## Dataset listings of figures
## begin

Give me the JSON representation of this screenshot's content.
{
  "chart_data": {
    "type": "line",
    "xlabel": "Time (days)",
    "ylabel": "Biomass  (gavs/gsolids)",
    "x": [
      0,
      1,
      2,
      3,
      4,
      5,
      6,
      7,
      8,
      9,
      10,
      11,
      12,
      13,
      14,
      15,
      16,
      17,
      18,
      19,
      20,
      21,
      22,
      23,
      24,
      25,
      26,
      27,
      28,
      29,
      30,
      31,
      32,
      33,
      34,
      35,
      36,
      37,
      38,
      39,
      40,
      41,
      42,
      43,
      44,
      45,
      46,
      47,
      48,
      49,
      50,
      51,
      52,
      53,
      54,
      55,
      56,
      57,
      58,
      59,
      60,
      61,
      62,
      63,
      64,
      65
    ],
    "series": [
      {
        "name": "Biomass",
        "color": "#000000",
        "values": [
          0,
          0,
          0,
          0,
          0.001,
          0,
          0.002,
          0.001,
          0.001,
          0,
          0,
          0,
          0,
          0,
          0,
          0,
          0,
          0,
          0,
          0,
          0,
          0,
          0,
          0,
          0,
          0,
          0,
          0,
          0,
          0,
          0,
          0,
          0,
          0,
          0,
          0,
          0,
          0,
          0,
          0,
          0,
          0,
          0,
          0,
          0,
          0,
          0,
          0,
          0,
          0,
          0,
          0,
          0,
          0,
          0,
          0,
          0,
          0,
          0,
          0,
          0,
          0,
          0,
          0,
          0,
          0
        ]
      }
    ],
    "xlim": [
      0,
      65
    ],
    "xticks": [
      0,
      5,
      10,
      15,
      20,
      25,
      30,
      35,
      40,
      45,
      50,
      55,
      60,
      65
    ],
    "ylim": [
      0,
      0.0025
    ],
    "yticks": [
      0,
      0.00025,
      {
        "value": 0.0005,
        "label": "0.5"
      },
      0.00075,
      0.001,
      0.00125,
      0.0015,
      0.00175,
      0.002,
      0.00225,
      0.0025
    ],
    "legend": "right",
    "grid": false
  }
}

## end

## PROMPT
Transcribe the material above word for word.

## EXPECTED OUTPUT
Give me the JSON representation of this screenshot's content.
{
  "chart_data": {
    "type": "line",
    "xlabel": "Time (days)",
    "ylabel": "Biomass  (gavs/gsolids)",
    "x": [
      0,
      1,
      2,
      3,
      4,
      5,
      6,
      7,
      8,
      9,
      10,
      11,
      12,
      13,
      14,
      15,
      16,
      17,
      18,
      19,
      20,
      21,
      22,
      23,
      24,
      25,
      26,
      27,
      28,
      29,
      30,
      31,
      32,
      33,
      34,
      35,
      36,
      37,
      38,
      39,
      40,
      41,
      42,
      43,
      44,
      45,
      46,
      47,
      48,
      49,
      50,
      51,
      52,
      53,
      54,
      55,
      56,
      57,
      58,
      59,
      60,
      61,
      62,
      63,
      64,
      65
    ],
    "series": [
      {
        "name": "Biomass",
        "color": "#000000",
        "values": [
          0,
          0,
          0,
          0,
          0.001,
          0,
          0.002,
          0.001,
          0.001,
          0,
          0,
          0,
          0,
          0,
          0,
          0,
          0,
          0,
          0,
          0,
          0,
          0,
          0,
          0,
          0,
          0,
          0,
          0,
          0,
          0,
          0,
          0,
          0,
          0,
          0,
          0,
          0,
          0,
          0,
          0,
          0,
          0,
          0,
          0,
          0,
          0,
          0,
          0,
          0,
          0,
          0,
          0,
          0,
          0,
          0,
          0,
          0,
          0,
          0,
          0,
          0,
          0,
          0,
          0,
          0,
          0
        ]
      }
    ],
    "xlim": [
      0,
      65
    ],
    "xticks": [
      0,
      5,
      10,
      15,
      20,
      25,
      30,
      35,
      40,
      45,
      50,
      55,
      60,
      65
    ],
    "ylim": [
      0,
      0.0025
    ],
    "yticks": [
      0,
      0.00025,
      {
        "value": 0.0005,
        "label": "0.5"
      },
      0.00075,
      0.001,
      0.00125,
      0.0015,
      0.00175,
      0.002,
      0.00225,
      0.0025
    ],
    "legend": "right",
    "grid": false
  }
}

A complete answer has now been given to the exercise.